§ **Dataset records**
* START *
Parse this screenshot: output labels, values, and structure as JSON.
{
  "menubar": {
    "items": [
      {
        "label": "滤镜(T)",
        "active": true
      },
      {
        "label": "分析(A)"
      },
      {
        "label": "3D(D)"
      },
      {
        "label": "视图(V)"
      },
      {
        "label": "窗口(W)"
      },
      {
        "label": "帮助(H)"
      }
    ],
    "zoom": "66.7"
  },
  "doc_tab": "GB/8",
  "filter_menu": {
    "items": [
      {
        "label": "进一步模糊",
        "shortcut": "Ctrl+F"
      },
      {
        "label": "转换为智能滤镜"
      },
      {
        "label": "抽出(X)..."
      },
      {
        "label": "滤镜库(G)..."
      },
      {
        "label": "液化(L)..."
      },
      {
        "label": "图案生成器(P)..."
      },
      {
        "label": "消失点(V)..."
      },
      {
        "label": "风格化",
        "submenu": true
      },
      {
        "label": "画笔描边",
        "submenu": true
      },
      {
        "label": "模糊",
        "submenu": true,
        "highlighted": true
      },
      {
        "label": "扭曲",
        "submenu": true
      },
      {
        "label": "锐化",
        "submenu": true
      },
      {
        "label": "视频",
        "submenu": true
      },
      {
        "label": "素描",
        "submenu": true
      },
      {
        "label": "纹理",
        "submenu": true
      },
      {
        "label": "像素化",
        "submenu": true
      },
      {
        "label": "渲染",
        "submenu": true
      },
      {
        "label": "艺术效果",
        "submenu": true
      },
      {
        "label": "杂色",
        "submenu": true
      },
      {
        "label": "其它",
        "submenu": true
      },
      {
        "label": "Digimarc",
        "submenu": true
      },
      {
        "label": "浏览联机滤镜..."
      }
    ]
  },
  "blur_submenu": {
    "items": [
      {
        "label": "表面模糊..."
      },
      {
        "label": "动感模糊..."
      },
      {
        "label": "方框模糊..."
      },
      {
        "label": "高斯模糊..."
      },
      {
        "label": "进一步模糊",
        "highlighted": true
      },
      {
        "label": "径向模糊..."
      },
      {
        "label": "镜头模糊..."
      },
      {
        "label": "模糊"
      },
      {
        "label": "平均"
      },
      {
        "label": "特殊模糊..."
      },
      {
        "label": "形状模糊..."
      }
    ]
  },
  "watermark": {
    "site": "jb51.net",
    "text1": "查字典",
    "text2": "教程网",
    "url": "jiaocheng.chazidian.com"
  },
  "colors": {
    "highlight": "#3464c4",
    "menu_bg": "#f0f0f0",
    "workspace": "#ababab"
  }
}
* END *
Reproduce the entries above in full by retyping them exactly.

§ **Solution to the exercise**
Parse this screenshot: output labels, values, and structure as JSON.
{
  "menubar": {
    "items": [
      {
        "label": "滤镜(T)",
        "active": true
      },
      {
        "label": "分析(A)"
      },
      {
        "label": "3D(D)"
      },
      {
        "label": "视图(V)"
      },
      {
        "label": "窗口(W)"
      },
      {
        "label": "帮助(H)"
      }
    ],
    "zoom": "66.7"
  },
  "doc_tab": "GB/8",
  "filter_menu": {
    "items": [
      {
        "label": "进一步模糊",
        "shortcut": "Ctrl+F"
      },
      {
        "label": "转换为智能滤镜"
      },
      {
        "label": "抽出(X)..."
      },
      {
        "label": "滤镜库(G)..."
      },
      {
        "label": "液化(L)..."
      },
      {
        "label": "图案生成器(P)..."
      },
      {
        "label": "消失点(V)..."
      },
      {
        "label": "风格化",
        "submenu": true
      },
      {
        "label": "画笔描边",
        "submenu": true
      },
      {
        "label": "模糊",
        "submenu": true,
        "highlighted": true
      },
      {
        "label": "扭曲",
        "submenu": true
      },
      {
        "label": "锐化",
        "submenu": true
      },
      {
        "label": "视频",
        "submenu": true
      },
      {
        "label": "素描",
        "submenu": true
      },
      {
        "label": "纹理",
        "submenu": true
      },
      {
        "label": "像素化",
        "submenu": true
      },
      {
        "label": "渲染",
        "submenu": true
      },
      {
        "label": "艺术效果",
        "submenu": true
      },
      {
        "label": "杂色",
        "submenu": true
      },
      {
        "label": "其它",
        "submenu": true
      },
      {
        "label": "Digimarc",
        "submenu": true
      },
      {
        "label": "浏览联机滤镜..."
      }
    ]
  },
  "blur_submenu": {
    "items": [
      {
        "label": "表面模糊..."
      },
      {
        "label": "动感模糊..."
      },
      {
        "label": "方框模糊..."
      },
      {
        "label": "高斯模糊..."
      },
      {
        "label": "进一步模糊",
        "highlighted": true
      },
      {
        "label": "径向模糊..."
      },
      {
        "label": "镜头模糊..."
      },
      {
        "label": "模糊"
      },
      {
        "label": "平均"
      },
      {
        "label": "特殊模糊..."
      },
      {
        "label": "形状模糊..."
      }
    ]
  },
  "watermark": {
    "site": "jb51.net",
    "text1": "查字典",
    "text2": "教程网",
    "url": "jiaocheng.chazidian.com"
  },
  "colors": {
    "highlight": "#3464c4",
    "menu_bg": "#f0f0f0",
    "workspace": "#ababab"
  }
}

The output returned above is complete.